>> begin Raw data

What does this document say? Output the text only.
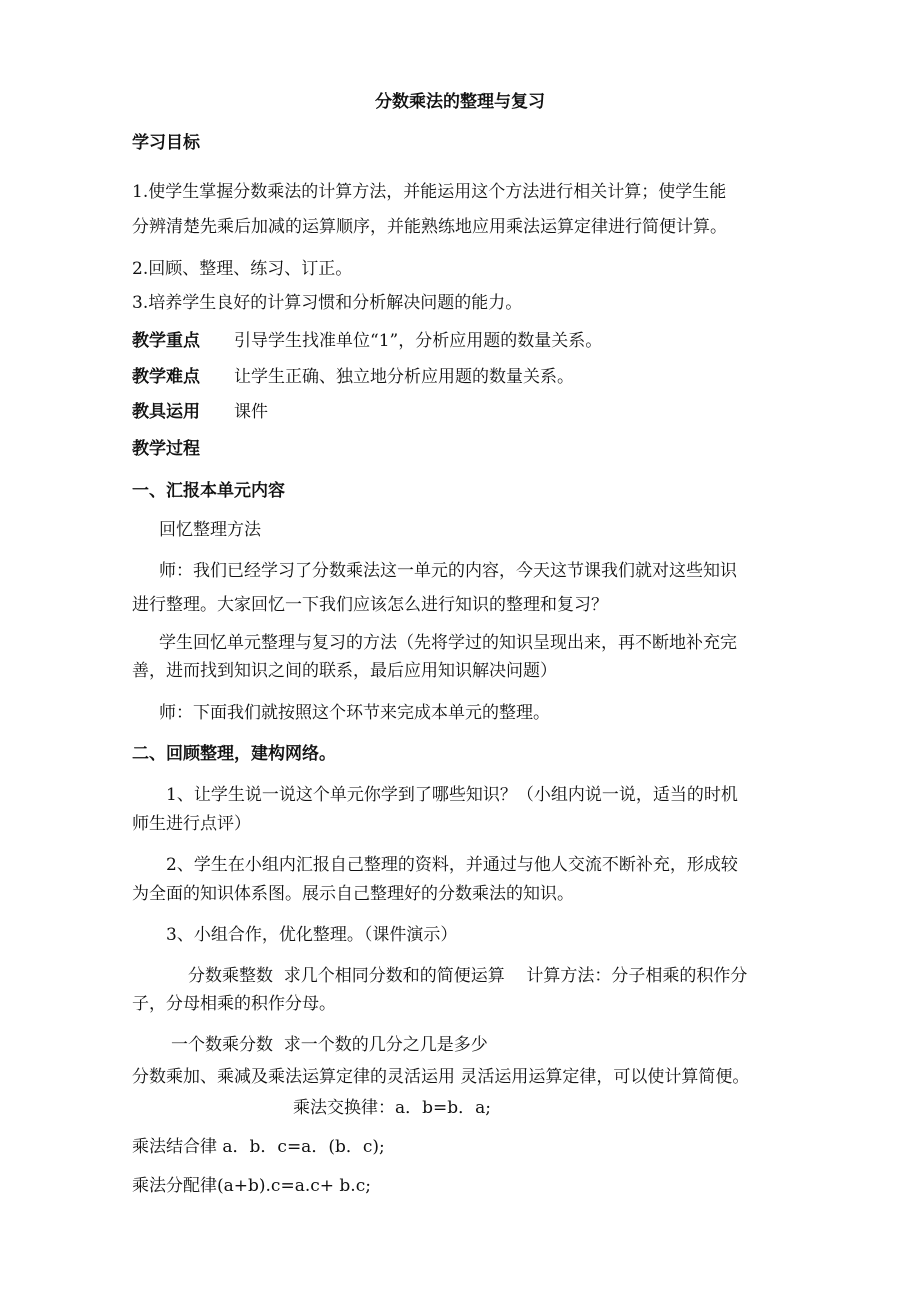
分数乘法的整理与复习
学习目标
1.使学生掌握分数乘法的计算方法，并能运用这个方法进行相关计算；使学生能
分辨清楚先乘后加减的运算顺序，并能熟练地应用乘法运算定律进行简便计算。
2.回顾、整理、练习、订正。
3.培养学生良好的计算习惯和分析解决问题的能力。
教学重点 引导学生找准单位“1”，分析应用题的数量关系。
教学难点 让学生正确、独立地分析应用题的数量关系。
教具运用 课件
教学过程
一、汇报本单元内容
回忆整理方法
师：我们已经学习了分数乘法这一单元的内容，今天这节课我们就对这些知识
进行整理。大家回忆一下我们应该怎么进行知识的整理和复习？
学生回忆单元整理与复习的方法（先将学过的知识呈现出来，再不断地补充完
善，进而找到知识之间的联系，最后应用知识解决问题）
师：下面我们就按照这个环节来完成本单元的整理。
二、回顾整理，建构网络。
1、让学生说一说这个单元你学到了哪些知识？（小组内说一说，适当的时机
师生进行点评）
2、学生在小组内汇报自己整理的资料，并通过与他人交流不断补充，形成较
为全面的知识体系图。展示自己整理好的分数乘法的知识。
3、小组合作，优化整理。（课件演示）
分数乘整数  求几个相同分数和的简便运算    计算方法：分子相乘的积作分
子，分母相乘的积作分母。
一个数乘分数  求一个数的几分之几是多少
分数乘加、乘减及乘法运算定律的灵活运用 灵活运用运算定律，可以使计算简便。
乘法交换律：a．b=b．a;
乘法结合律 a．b．c=a．(b．c);
乘法分配律(a+b).c=a.c+ b.c;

>> end Raw data

▶ **Aim**
Output the entries above exactly. Drop the pictures.

▶ **Right answer**
What does this document say? Output the text only.
分数乘法的整理与复习
学习目标
1.使学生掌握分数乘法的计算方法，并能运用这个方法进行相关计算；使学生能
分辨清楚先乘后加减的运算顺序，并能熟练地应用乘法运算定律进行简便计算。
2.回顾、整理、练习、订正。
3.培养学生良好的计算习惯和分析解决问题的能力。
教学重点 引导学生找准单位“1”，分析应用题的数量关系。
教学难点 让学生正确、独立地分析应用题的数量关系。
教具运用 课件
教学过程
一、汇报本单元内容
回忆整理方法
师：我们已经学习了分数乘法这一单元的内容，今天这节课我们就对这些知识
进行整理。大家回忆一下我们应该怎么进行知识的整理和复习？
学生回忆单元整理与复习的方法（先将学过的知识呈现出来，再不断地补充完
善，进而找到知识之间的联系，最后应用知识解决问题）
师：下面我们就按照这个环节来完成本单元的整理。
二、回顾整理，建构网络。
1、让学生说一说这个单元你学到了哪些知识？（小组内说一说，适当的时机
师生进行点评）
2、学生在小组内汇报自己整理的资料，并通过与他人交流不断补充，形成较
为全面的知识体系图。展示自己整理好的分数乘法的知识。
3、小组合作，优化整理。（课件演示）
分数乘整数  求几个相同分数和的简便运算    计算方法：分子相乘的积作分
子，分母相乘的积作分母。
一个数乘分数  求一个数的几分之几是多少
分数乘加、乘减及乘法运算定律的灵活运用 灵活运用运算定律，可以使计算简便。
乘法交换律：a．b=b．a;
乘法结合律 a．b．c=a．(b．c);
乘法分配律(a+b).c=a.c+ b.c;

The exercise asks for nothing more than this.